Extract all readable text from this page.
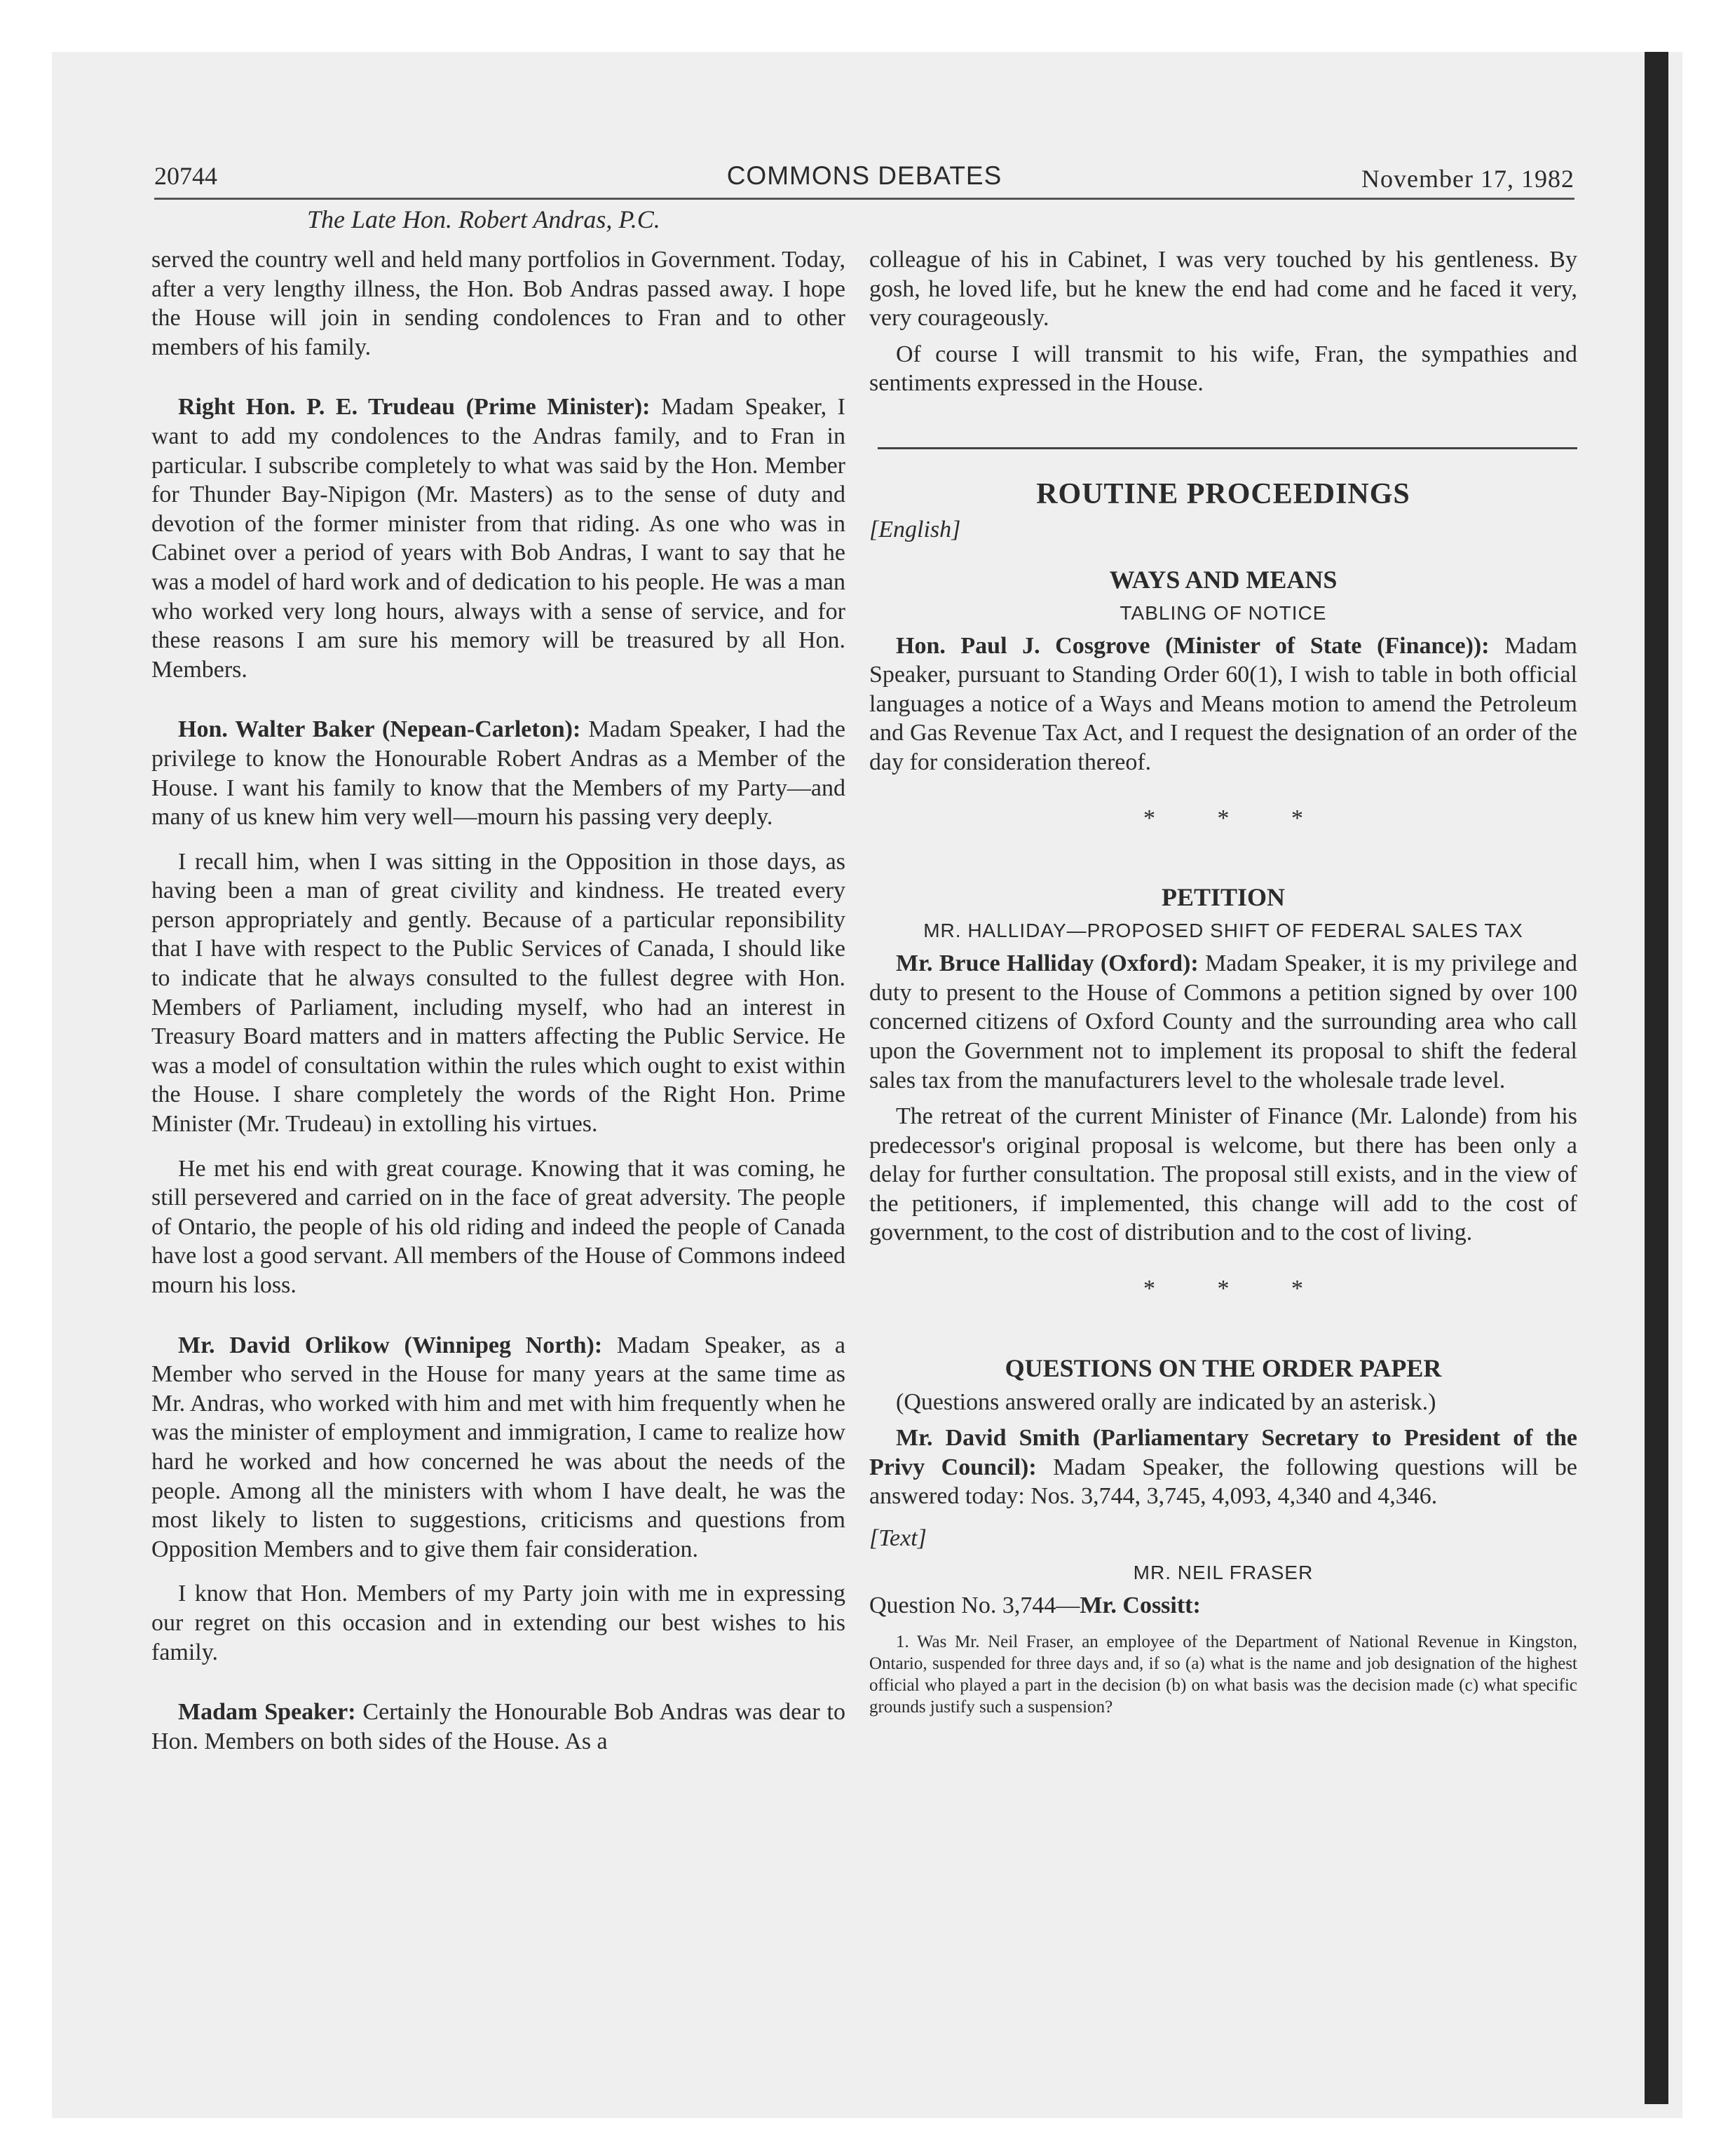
20744	COMMONS DEBATES	November 17, 1982
The Late Hon. Robert Andras, P.C.

served the country well and held many portfolios in Government. Today, after a very lengthy illness, the Hon. Bob Andras passed away. I hope the House will join in sending condolences to Fran and to other members of his family.

Right Hon. P. E. Trudeau (Prime Minister): Madam Speaker, I want to add my condolences to the Andras family, and to Fran in particular. I subscribe completely to what was said by the Hon. Member for Thunder Bay-Nipigon (Mr. Masters) as to the sense of duty and devotion of the former minister from that riding. As one who was in Cabinet over a period of years with Bob Andras, I want to say that he was a model of hard work and of dedication to his people. He was a man who worked very long hours, always with a sense of service, and for these reasons I am sure his memory will be treasured by all Hon. Members.

Hon. Walter Baker (Nepean-Carleton): Madam Speaker, I had the privilege to know the Honourable Robert Andras as a Member of the House. I want his family to know that the Members of my Party—and many of us knew him very well—mourn his passing very deeply.

I recall him, when I was sitting in the Opposition in those days, as having been a man of great civility and kindness. He treated every person appropriately and gently. Because of a particular reponsibility that I have with respect to the Public Services of Canada, I should like to indicate that he always consulted to the fullest degree with Hon. Members of Parliament, including myself, who had an interest in Treasury Board matters and in matters affecting the Public Service. He was a model of consultation within the rules which ought to exist within the House. I share completely the words of the Right Hon. Prime Minister (Mr. Trudeau) in extolling his virtues.

He met his end with great courage. Knowing that it was coming, he still persevered and carried on in the face of great adversity. The people of Ontario, the people of his old riding and indeed the people of Canada have lost a good servant. All members of the House of Commons indeed mourn his loss.

Mr. David Orlikow (Winnipeg North): Madam Speaker, as a Member who served in the House for many years at the same time as Mr. Andras, who worked with him and met with him frequently when he was the minister of employment and immigration, I came to realize how hard he worked and how concerned he was about the needs of the people. Among all the ministers with whom I have dealt, he was the most likely to listen to suggestions, criticisms and questions from Opposition Members and to give them fair consideration.

I know that Hon. Members of my Party join with me in expressing our regret on this occasion and in extending our best wishes to his family.

Madam Speaker: Certainly the Honourable Bob Andras was dear to Hon. Members on both sides of the House. As a

colleague of his in Cabinet, I was very touched by his gentleness. By gosh, he loved life, but he knew the end had come and he faced it very, very courageously.

Of course I will transmit to his wife, Fran, the sympathies and sentiments expressed in the House.

ROUTINE PROCEEDINGS
[English]
WAYS AND MEANS
TABLING OF NOTICE

Hon. Paul J. Cosgrove (Minister of State (Finance)): Madam Speaker, pursuant to Standing Order 60(1), I wish to table in both official languages a notice of a Ways and Means motion to amend the Petroleum and Gas Revenue Tax Act, and I request the designation of an order of the day for consideration thereof.

* * *
PETITION
MR. HALLIDAY—PROPOSED SHIFT OF FEDERAL SALES TAX

Mr. Bruce Halliday (Oxford): Madam Speaker, it is my privilege and duty to present to the House of Commons a petition signed by over 100 concerned citizens of Oxford County and the surrounding area who call upon the Government not to implement its proposal to shift the federal sales tax from the manufacturers level to the wholesale trade level.

The retreat of the current Minister of Finance (Mr. Lalonde) from his predecessor's original proposal is welcome, but there has been only a delay for further consultation. The proposal still exists, and in the view of the petitioners, if implemented, this change will add to the cost of government, to the cost of distribution and to the cost of living.

* * *
QUESTIONS ON THE ORDER PAPER

(Questions answered orally are indicated by an asterisk.)

Mr. David Smith (Parliamentary Secretary to President of the Privy Council): Madam Speaker, the following questions will be answered today: Nos. 3,744, 3,745, 4,093, 4,340 and 4,346.

[Text]
MR. NEIL FRASER

Question No. 3,744—Mr. Cossitt:

1. Was Mr. Neil Fraser, an employee of the Department of National Revenue in Kingston, Ontario, suspended for three days and, if so (a) what is the name and job designation of the highest official who played a part in the decision (b) on what basis was the decision made (c) what specific grounds justify such a suspension?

Task description:
List every line above containing the word "well".

The result:
served the country well and held many portfolios in Government. Today, after a very lengthy illness, the Hon. Bob Andras passed away. I hope the House will join in sending condolences to Fran and to other members of his family.
Hon. Walter Baker (Nepean-Carleton): Madam Speaker, I had the privilege to know the Honourable Robert Andras as a Member of the House. I want his family to know that the Members of my Party—and many of us knew him very well—mourn his passing very deeply.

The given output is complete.